→ **TASK INSTRUCTIONS**: Check each line of the data below for the word "وكذا", then extract the ones that have it.

Data items:
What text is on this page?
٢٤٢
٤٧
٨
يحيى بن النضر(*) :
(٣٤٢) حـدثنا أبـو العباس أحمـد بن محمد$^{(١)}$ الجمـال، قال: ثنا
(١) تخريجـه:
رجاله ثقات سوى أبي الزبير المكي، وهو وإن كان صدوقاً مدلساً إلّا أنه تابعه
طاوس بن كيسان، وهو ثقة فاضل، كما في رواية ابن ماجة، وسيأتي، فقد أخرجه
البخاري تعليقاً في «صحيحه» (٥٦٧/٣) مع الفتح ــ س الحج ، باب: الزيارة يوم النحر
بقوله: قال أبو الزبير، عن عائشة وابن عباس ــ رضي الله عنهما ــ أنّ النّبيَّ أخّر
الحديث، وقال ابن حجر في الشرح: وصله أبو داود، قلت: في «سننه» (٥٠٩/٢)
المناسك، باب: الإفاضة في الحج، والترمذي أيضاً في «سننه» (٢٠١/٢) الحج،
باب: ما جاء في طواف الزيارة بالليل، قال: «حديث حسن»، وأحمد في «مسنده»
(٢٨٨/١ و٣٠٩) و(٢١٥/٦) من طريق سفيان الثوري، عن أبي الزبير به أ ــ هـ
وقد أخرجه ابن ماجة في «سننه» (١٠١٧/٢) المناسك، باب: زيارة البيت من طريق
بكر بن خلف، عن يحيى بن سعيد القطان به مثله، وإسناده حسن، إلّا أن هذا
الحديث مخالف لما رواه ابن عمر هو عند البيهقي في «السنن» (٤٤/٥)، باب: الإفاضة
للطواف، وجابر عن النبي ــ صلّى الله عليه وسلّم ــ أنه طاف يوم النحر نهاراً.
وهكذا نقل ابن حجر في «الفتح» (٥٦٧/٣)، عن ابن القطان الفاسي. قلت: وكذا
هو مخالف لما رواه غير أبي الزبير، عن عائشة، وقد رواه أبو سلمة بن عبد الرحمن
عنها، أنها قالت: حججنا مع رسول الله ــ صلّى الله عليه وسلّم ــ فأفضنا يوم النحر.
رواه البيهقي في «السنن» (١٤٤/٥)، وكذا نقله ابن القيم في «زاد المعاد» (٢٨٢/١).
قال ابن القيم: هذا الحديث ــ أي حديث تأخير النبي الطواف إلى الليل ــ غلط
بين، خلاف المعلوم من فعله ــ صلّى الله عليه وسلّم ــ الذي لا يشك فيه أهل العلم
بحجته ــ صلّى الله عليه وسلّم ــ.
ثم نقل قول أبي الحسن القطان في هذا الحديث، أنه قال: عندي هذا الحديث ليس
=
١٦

→ **FINAL RESULT**:
وهكذا نقل ابن حجر في «الفتح» (٥٦٧/٣)، عن ابن القطان الفاسي. قلت: وكذا
رواه البيهقي في «السنن» (١٤٤/٥)، وكذا نقله ابن القيم في «زاد المعاد» (٢٨٢/١).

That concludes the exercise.